(Items from a dataset)
§ §

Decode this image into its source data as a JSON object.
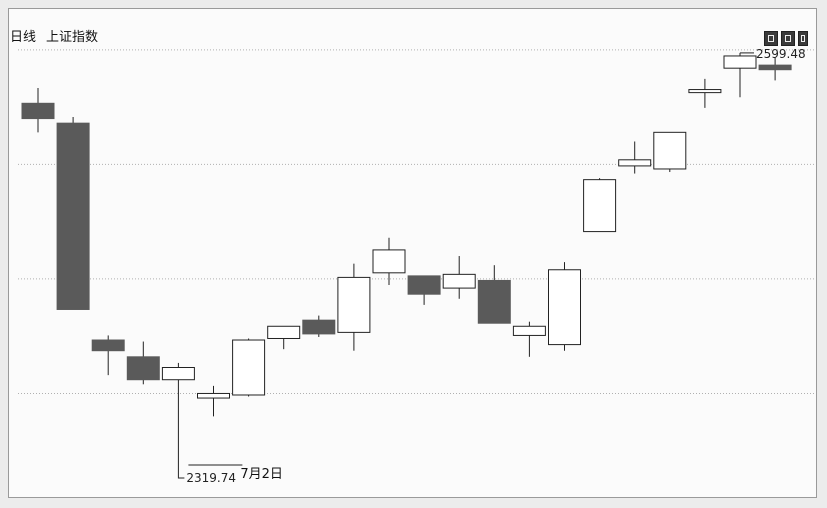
{
  "header": {
    "period": "日线",
    "index_name": "上证指数"
  },
  "toolbar": {
    "buttons": [
      "zoom-in-icon",
      "zoom-out-icon",
      "close-icon"
    ]
  },
  "colors": {
    "down": "#5a5a5a",
    "up_fill": "#ffffff",
    "outline": "#222222",
    "grid": "#b0b0b0"
  },
  "chart_data": {
    "type": "candlestick",
    "title": "",
    "ylim": [
      2300,
      2613
    ],
    "grid": "horizontal dotted",
    "candles": [
      {
        "open": 2565,
        "close": 2555,
        "high": 2575,
        "low": 2546
      },
      {
        "open": 2552,
        "close": 2430,
        "high": 2556,
        "low": 2430
      },
      {
        "open": 2410,
        "close": 2403,
        "high": 2413,
        "low": 2387
      },
      {
        "open": 2399,
        "close": 2384,
        "high": 2409,
        "low": 2381
      },
      {
        "open": 2384,
        "close": 2392,
        "high": 2395,
        "low": 2320
      },
      {
        "open": 2372,
        "close": 2375,
        "high": 2380,
        "low": 2360
      },
      {
        "open": 2374,
        "close": 2410,
        "high": 2411,
        "low": 2373
      },
      {
        "open": 2411,
        "close": 2419,
        "high": 2419,
        "low": 2404
      },
      {
        "open": 2423,
        "close": 2414,
        "high": 2426,
        "low": 2412
      },
      {
        "open": 2415,
        "close": 2451,
        "high": 2460,
        "low": 2403
      },
      {
        "open": 2454,
        "close": 2469,
        "high": 2477,
        "low": 2446
      },
      {
        "open": 2452,
        "close": 2440,
        "high": 2452,
        "low": 2433
      },
      {
        "open": 2444,
        "close": 2453,
        "high": 2465,
        "low": 2437
      },
      {
        "open": 2449,
        "close": 2421,
        "high": 2459,
        "low": 2421
      },
      {
        "open": 2413,
        "close": 2419,
        "high": 2422,
        "low": 2399
      },
      {
        "open": 2407,
        "close": 2456,
        "high": 2461,
        "low": 2403
      },
      {
        "open": 2481,
        "close": 2515,
        "high": 2516,
        "low": 2481
      },
      {
        "open": 2524,
        "close": 2528,
        "high": 2540,
        "low": 2519
      },
      {
        "open": 2522,
        "close": 2546,
        "high": 2546,
        "low": 2520
      },
      {
        "open": 2572,
        "close": 2574,
        "high": 2581,
        "low": 2562
      },
      {
        "open": 2588,
        "close": 2596,
        "high": 2598,
        "low": 2569
      },
      {
        "open": 2590,
        "close": 2587,
        "high": 2595,
        "low": 2580
      }
    ],
    "annotations": {
      "high_label": "2599.48",
      "high_index": 20,
      "low_label": "2319.74",
      "low_index": 4,
      "date_label": "7月2日"
    }
  }
}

§ §

All of the data above should be quoted exactly, except for the pictures.

Decode this image into its source data as a JSON object.
{
  "header": {
    "period": "日线",
    "index_name": "上证指数"
  },
  "toolbar": {
    "buttons": [
      "zoom-in-icon",
      "zoom-out-icon",
      "close-icon"
    ]
  },
  "colors": {
    "down": "#5a5a5a",
    "up_fill": "#ffffff",
    "outline": "#222222",
    "grid": "#b0b0b0"
  },
  "chart_data": {
    "type": "candlestick",
    "title": "",
    "ylim": [
      2300,
      2613
    ],
    "grid": "horizontal dotted",
    "candles": [
      {
        "open": 2565,
        "close": 2555,
        "high": 2575,
        "low": 2546
      },
      {
        "open": 2552,
        "close": 2430,
        "high": 2556,
        "low": 2430
      },
      {
        "open": 2410,
        "close": 2403,
        "high": 2413,
        "low": 2387
      },
      {
        "open": 2399,
        "close": 2384,
        "high": 2409,
        "low": 2381
      },
      {
        "open": 2384,
        "close": 2392,
        "high": 2395,
        "low": 2320
      },
      {
        "open": 2372,
        "close": 2375,
        "high": 2380,
        "low": 2360
      },
      {
        "open": 2374,
        "close": 2410,
        "high": 2411,
        "low": 2373
      },
      {
        "open": 2411,
        "close": 2419,
        "high": 2419,
        "low": 2404
      },
      {
        "open": 2423,
        "close": 2414,
        "high": 2426,
        "low": 2412
      },
      {
        "open": 2415,
        "close": 2451,
        "high": 2460,
        "low": 2403
      },
      {
        "open": 2454,
        "close": 2469,
        "high": 2477,
        "low": 2446
      },
      {
        "open": 2452,
        "close": 2440,
        "high": 2452,
        "low": 2433
      },
      {
        "open": 2444,
        "close": 2453,
        "high": 2465,
        "low": 2437
      },
      {
        "open": 2449,
        "close": 2421,
        "high": 2459,
        "low": 2421
      },
      {
        "open": 2413,
        "close": 2419,
        "high": 2422,
        "low": 2399
      },
      {
        "open": 2407,
        "close": 2456,
        "high": 2461,
        "low": 2403
      },
      {
        "open": 2481,
        "close": 2515,
        "high": 2516,
        "low": 2481
      },
      {
        "open": 2524,
        "close": 2528,
        "high": 2540,
        "low": 2519
      },
      {
        "open": 2522,
        "close": 2546,
        "high": 2546,
        "low": 2520
      },
      {
        "open": 2572,
        "close": 2574,
        "high": 2581,
        "low": 2562
      },
      {
        "open": 2588,
        "close": 2596,
        "high": 2598,
        "low": 2569
      },
      {
        "open": 2590,
        "close": 2587,
        "high": 2595,
        "low": 2580
      }
    ],
    "annotations": {
      "high_label": "2599.48",
      "high_index": 20,
      "low_label": "2319.74",
      "low_index": 4,
      "date_label": "7月2日"
    }
  }
}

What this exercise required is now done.